§ WHAT TO PRODUCE: Identify all lines in the data containing the string "JSON". Copy them out.

§ PROVIDED DATA:

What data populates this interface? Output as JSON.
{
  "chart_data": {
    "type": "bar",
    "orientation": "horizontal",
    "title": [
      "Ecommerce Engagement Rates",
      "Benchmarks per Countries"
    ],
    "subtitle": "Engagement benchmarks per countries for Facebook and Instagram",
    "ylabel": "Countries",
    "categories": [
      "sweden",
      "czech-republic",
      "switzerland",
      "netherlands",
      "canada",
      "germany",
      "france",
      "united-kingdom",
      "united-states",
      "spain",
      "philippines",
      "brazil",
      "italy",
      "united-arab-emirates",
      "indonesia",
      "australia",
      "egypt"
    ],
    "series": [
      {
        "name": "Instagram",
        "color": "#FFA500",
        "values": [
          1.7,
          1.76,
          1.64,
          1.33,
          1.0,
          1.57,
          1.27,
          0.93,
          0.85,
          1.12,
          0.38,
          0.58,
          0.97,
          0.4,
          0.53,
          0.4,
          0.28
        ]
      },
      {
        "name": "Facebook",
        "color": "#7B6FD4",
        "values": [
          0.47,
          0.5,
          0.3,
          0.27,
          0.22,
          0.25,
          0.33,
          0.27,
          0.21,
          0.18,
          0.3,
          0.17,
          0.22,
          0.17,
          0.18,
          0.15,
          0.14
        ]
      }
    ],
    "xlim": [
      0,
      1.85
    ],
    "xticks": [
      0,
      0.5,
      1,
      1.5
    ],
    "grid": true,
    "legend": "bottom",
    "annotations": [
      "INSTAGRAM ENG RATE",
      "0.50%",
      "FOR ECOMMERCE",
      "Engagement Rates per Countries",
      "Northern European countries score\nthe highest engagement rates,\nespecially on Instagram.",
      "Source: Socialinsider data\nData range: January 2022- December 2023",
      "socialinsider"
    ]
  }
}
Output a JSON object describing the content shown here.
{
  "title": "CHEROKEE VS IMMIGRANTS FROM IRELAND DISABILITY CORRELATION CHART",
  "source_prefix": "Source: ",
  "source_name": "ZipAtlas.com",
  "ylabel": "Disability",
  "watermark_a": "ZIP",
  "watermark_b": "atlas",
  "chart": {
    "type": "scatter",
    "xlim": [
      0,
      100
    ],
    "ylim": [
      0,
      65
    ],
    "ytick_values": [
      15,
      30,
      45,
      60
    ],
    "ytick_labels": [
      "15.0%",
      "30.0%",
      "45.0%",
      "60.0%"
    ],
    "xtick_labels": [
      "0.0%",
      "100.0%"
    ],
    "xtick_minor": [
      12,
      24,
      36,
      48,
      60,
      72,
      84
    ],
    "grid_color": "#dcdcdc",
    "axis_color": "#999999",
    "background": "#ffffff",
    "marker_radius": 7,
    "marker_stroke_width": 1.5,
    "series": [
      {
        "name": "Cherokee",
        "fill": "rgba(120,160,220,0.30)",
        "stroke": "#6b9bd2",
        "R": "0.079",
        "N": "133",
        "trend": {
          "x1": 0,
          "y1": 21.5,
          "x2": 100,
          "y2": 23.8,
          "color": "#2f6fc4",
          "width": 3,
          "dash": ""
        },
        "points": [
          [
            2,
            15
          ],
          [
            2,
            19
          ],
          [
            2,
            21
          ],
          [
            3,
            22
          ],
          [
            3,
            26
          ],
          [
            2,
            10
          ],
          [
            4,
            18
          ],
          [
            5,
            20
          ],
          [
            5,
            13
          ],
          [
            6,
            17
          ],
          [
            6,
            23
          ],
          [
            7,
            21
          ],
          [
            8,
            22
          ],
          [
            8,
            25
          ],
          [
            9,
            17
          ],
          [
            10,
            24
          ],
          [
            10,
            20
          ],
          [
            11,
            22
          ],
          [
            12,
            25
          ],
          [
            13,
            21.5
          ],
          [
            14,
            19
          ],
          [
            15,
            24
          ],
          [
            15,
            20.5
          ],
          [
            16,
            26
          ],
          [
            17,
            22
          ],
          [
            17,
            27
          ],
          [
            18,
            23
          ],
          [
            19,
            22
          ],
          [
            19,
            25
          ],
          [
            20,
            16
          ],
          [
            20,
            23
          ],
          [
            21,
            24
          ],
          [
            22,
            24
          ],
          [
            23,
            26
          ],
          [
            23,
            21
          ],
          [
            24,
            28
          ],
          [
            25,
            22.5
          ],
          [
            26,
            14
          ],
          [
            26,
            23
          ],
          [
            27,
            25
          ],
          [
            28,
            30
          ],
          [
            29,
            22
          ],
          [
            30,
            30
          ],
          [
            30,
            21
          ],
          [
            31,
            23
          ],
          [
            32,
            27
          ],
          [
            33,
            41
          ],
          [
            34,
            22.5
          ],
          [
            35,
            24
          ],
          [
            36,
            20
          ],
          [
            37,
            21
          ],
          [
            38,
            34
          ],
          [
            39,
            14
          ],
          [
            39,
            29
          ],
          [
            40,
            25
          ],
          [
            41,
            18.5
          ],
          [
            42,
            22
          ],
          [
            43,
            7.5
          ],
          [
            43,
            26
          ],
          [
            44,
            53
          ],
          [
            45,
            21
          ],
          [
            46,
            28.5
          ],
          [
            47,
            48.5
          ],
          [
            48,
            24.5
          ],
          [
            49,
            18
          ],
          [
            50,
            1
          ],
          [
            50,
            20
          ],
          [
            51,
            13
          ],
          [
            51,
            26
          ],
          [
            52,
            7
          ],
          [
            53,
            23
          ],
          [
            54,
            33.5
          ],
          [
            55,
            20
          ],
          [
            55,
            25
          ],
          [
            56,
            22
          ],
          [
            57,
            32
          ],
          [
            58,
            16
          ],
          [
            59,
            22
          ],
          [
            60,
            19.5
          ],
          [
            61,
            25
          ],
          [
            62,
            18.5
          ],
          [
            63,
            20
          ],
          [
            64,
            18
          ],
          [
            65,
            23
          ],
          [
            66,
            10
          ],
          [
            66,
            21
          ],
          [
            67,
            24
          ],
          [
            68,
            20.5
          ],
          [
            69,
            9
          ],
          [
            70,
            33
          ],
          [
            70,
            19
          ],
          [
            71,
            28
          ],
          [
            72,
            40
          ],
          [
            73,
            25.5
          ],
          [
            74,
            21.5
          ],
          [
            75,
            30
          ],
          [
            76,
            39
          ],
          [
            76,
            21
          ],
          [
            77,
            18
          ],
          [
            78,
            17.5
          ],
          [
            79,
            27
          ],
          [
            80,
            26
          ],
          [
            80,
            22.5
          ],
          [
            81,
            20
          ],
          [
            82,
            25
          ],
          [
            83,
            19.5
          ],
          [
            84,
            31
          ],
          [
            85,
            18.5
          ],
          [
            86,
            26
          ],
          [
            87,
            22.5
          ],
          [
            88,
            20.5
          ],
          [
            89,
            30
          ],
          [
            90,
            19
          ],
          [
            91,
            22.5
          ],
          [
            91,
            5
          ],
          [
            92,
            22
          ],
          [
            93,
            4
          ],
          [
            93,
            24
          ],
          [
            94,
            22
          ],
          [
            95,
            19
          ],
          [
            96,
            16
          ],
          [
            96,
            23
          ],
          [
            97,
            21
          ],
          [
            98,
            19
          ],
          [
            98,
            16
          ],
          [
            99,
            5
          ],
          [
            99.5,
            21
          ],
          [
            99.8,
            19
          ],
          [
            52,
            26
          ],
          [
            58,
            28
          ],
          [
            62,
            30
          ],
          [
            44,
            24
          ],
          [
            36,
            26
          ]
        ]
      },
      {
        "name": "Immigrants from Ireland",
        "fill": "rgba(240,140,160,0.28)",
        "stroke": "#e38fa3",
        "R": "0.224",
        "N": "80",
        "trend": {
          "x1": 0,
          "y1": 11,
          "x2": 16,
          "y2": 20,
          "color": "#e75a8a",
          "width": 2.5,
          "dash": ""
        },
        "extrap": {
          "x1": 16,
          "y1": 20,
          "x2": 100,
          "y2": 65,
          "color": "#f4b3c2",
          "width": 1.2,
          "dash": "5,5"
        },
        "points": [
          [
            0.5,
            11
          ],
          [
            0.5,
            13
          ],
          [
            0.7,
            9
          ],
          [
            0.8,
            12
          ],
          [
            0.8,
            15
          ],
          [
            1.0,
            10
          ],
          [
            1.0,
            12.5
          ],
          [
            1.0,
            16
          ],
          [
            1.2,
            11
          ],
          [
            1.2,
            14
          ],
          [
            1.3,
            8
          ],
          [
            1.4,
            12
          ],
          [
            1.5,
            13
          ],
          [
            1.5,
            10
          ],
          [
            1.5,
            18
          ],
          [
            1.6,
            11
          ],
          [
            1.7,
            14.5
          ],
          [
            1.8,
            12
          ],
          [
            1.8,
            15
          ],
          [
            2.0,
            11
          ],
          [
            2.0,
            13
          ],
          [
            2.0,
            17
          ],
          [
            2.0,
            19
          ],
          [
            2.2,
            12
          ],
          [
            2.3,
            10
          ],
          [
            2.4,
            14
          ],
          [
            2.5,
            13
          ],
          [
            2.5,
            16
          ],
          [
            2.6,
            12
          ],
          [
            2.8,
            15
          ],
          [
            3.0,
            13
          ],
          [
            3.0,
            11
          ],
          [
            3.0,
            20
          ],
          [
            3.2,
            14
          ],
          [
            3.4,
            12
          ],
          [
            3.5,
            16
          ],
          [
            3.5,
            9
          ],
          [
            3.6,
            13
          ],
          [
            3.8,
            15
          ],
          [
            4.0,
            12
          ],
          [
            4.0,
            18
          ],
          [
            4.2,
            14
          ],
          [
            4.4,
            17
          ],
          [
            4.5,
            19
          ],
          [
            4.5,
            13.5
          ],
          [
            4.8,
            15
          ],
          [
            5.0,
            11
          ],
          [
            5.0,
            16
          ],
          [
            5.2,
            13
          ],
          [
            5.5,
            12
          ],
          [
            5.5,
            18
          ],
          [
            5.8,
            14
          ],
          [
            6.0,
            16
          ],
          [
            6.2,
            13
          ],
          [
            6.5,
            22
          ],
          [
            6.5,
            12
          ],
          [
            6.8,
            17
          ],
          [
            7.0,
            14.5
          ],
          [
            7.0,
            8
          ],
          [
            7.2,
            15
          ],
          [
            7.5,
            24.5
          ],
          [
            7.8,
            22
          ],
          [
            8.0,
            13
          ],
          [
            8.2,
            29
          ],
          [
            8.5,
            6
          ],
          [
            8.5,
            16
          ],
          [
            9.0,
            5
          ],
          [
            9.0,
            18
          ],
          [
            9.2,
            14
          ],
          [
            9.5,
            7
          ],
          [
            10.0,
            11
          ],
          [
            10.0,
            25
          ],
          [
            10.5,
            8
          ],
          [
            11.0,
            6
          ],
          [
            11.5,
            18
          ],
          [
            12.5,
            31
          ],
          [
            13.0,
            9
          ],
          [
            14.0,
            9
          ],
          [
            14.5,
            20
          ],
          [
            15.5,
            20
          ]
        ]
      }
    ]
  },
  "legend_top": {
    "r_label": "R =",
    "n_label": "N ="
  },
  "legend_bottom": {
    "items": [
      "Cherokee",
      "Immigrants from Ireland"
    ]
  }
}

§ TASK RESPONSE:
What data populates this interface? Output as JSON.
Output a JSON object describing the content shown here.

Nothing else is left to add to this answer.